__SHORT EXERCISE__. What follows is a listing; restate every line of it word for word.

__DATA FOR THE TASK__.
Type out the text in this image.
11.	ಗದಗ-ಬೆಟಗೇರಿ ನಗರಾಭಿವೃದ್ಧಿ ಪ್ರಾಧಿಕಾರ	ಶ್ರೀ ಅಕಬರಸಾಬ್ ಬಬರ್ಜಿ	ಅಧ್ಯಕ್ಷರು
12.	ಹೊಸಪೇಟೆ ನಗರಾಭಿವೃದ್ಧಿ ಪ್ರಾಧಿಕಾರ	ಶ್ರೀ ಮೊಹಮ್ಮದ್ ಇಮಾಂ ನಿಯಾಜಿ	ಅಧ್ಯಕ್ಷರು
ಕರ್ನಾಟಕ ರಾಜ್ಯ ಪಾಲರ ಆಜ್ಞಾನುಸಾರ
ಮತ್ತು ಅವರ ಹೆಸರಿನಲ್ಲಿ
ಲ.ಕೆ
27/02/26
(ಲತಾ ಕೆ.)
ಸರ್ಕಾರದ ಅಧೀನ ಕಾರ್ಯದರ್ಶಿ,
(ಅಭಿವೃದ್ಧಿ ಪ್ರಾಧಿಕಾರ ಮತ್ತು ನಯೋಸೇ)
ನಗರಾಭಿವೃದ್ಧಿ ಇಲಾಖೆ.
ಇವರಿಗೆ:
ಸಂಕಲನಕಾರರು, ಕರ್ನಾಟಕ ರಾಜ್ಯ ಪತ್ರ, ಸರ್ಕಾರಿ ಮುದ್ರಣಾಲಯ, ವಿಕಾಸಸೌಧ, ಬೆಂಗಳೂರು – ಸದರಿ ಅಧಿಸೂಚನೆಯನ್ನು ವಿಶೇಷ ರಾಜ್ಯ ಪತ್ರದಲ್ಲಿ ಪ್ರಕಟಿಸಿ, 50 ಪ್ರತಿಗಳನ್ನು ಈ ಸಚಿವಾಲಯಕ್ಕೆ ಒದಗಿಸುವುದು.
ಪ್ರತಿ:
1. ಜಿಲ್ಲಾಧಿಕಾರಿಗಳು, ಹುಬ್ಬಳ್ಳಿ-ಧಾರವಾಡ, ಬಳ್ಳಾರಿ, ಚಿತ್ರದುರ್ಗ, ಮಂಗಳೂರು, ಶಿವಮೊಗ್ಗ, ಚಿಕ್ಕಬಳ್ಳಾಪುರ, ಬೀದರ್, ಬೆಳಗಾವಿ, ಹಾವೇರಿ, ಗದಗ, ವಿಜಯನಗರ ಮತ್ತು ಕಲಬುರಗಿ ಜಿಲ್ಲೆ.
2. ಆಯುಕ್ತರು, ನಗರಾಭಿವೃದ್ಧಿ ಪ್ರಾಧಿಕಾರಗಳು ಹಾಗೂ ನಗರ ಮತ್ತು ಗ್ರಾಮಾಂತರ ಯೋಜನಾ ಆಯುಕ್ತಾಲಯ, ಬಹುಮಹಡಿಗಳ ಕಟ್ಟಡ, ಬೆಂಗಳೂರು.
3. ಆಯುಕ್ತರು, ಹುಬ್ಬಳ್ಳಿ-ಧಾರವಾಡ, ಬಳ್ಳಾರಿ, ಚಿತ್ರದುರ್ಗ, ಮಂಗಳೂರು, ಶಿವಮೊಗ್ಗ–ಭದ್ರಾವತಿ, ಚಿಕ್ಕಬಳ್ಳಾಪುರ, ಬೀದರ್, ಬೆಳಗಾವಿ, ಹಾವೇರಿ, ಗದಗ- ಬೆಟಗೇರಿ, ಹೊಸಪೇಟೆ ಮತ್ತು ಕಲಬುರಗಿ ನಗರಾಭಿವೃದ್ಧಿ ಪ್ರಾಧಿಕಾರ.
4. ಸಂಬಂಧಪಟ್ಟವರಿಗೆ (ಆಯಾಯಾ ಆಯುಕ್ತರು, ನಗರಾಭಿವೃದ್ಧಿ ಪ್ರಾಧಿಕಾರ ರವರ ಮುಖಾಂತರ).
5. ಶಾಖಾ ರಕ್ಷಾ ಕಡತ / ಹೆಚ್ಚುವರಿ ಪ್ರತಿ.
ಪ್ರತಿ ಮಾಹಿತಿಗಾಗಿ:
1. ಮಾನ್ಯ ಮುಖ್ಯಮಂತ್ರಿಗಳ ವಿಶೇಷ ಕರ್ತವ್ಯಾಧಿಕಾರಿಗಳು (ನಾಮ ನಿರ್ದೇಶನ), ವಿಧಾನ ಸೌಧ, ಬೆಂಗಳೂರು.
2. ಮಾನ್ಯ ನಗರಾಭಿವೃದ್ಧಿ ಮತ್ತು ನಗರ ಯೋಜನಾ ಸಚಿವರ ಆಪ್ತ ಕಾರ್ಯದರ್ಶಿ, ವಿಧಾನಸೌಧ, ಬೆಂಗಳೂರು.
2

__WRITTEN RESPONSE__.
Type out the text in this image.
11.	ಗದಗ-ಬೆಟಗೇರಿ ನಗರಾಭಿವೃದ್ಧಿ ಪ್ರಾಧಿಕಾರ	ಶ್ರೀ ಅಕಬರಸಾಬ್ ಬಬರ್ಜಿ	ಅಧ್ಯಕ್ಷರು
12.	ಹೊಸಪೇಟೆ ನಗರಾಭಿವೃದ್ಧಿ ಪ್ರಾಧಿಕಾರ	ಶ್ರೀ ಮೊಹಮ್ಮದ್ ಇಮಾಂ ನಿಯಾಜಿ	ಅಧ್ಯಕ್ಷರು
ಕರ್ನಾಟಕ ರಾಜ್ಯ ಪಾಲರ ಆಜ್ಞಾನುಸಾರ
ಮತ್ತು ಅವರ ಹೆಸರಿನಲ್ಲಿ
ಲ.ಕೆ
27/02/26
(ಲತಾ ಕೆ.)
ಸರ್ಕಾರದ ಅಧೀನ ಕಾರ್ಯದರ್ಶಿ,
(ಅಭಿವೃದ್ಧಿ ಪ್ರಾಧಿಕಾರ ಮತ್ತು ನಯೋಸೇ)
ನಗರಾಭಿವೃದ್ಧಿ ಇಲಾಖೆ.
ಇವರಿಗೆ:
ಸಂಕಲನಕಾರರು, ಕರ್ನಾಟಕ ರಾಜ್ಯ ಪತ್ರ, ಸರ್ಕಾರಿ ಮುದ್ರಣಾಲಯ, ವಿಕಾಸಸೌಧ, ಬೆಂಗಳೂರು – ಸದರಿ ಅಧಿಸೂಚನೆಯನ್ನು ವಿಶೇಷ ರಾಜ್ಯ ಪತ್ರದಲ್ಲಿ ಪ್ರಕಟಿಸಿ, 50 ಪ್ರತಿಗಳನ್ನು ಈ ಸಚಿವಾಲಯಕ್ಕೆ ಒದಗಿಸುವುದು.
ಪ್ರತಿ:
1. ಜಿಲ್ಲಾಧಿಕಾರಿಗಳು, ಹುಬ್ಬಳ್ಳಿ-ಧಾರವಾಡ, ಬಳ್ಳಾರಿ, ಚಿತ್ರದುರ್ಗ, ಮಂಗಳೂರು, ಶಿವಮೊಗ್ಗ, ಚಿಕ್ಕಬಳ್ಳಾಪುರ, ಬೀದರ್, ಬೆಳಗಾವಿ, ಹಾವೇರಿ, ಗದಗ, ವಿಜಯನಗರ ಮತ್ತು ಕಲಬುರಗಿ ಜಿಲ್ಲೆ.
2. ಆಯುಕ್ತರು, ನಗರಾಭಿವೃದ್ಧಿ ಪ್ರಾಧಿಕಾರಗಳು ಹಾಗೂ ನಗರ ಮತ್ತು ಗ್ರಾಮಾಂತರ ಯೋಜನಾ ಆಯುಕ್ತಾಲಯ, ಬಹುಮಹಡಿಗಳ ಕಟ್ಟಡ, ಬೆಂಗಳೂರು.
3. ಆಯುಕ್ತರು, ಹುಬ್ಬಳ್ಳಿ-ಧಾರವಾಡ, ಬಳ್ಳಾರಿ, ಚಿತ್ರದುರ್ಗ, ಮಂಗಳೂರು, ಶಿವಮೊಗ್ಗ–ಭದ್ರಾವತಿ, ಚಿಕ್ಕಬಳ್ಳಾಪುರ, ಬೀದರ್, ಬೆಳಗಾವಿ, ಹಾವೇರಿ, ಗದಗ- ಬೆಟಗೇರಿ, ಹೊಸಪೇಟೆ ಮತ್ತು ಕಲಬುರಗಿ ನಗರಾಭಿವೃದ್ಧಿ ಪ್ರಾಧಿಕಾರ.
4. ಸಂಬಂಧಪಟ್ಟವರಿಗೆ (ಆಯಾಯಾ ಆಯುಕ್ತರು, ನಗರಾಭಿವೃದ್ಧಿ ಪ್ರಾಧಿಕಾರ ರವರ ಮುಖಾಂತರ).
5. ಶಾಖಾ ರಕ್ಷಾ ಕಡತ / ಹೆಚ್ಚುವರಿ ಪ್ರತಿ.
ಪ್ರತಿ ಮಾಹಿತಿಗಾಗಿ:
1. ಮಾನ್ಯ ಮುಖ್ಯಮಂತ್ರಿಗಳ ವಿಶೇಷ ಕರ್ತವ್ಯಾಧಿಕಾರಿಗಳು (ನಾಮ ನಿರ್ದೇಶನ), ವಿಧಾನ ಸೌಧ, ಬೆಂಗಳೂರು.
2. ಮಾನ್ಯ ನಗರಾಭಿವೃದ್ಧಿ ಮತ್ತು ನಗರ ಯೋಜನಾ ಸಚಿವರ ಆಪ್ತ ಕಾರ್ಯದರ್ಶಿ, ವಿಧಾನಸೌಧ, ಬೆಂಗಳೂರು.
2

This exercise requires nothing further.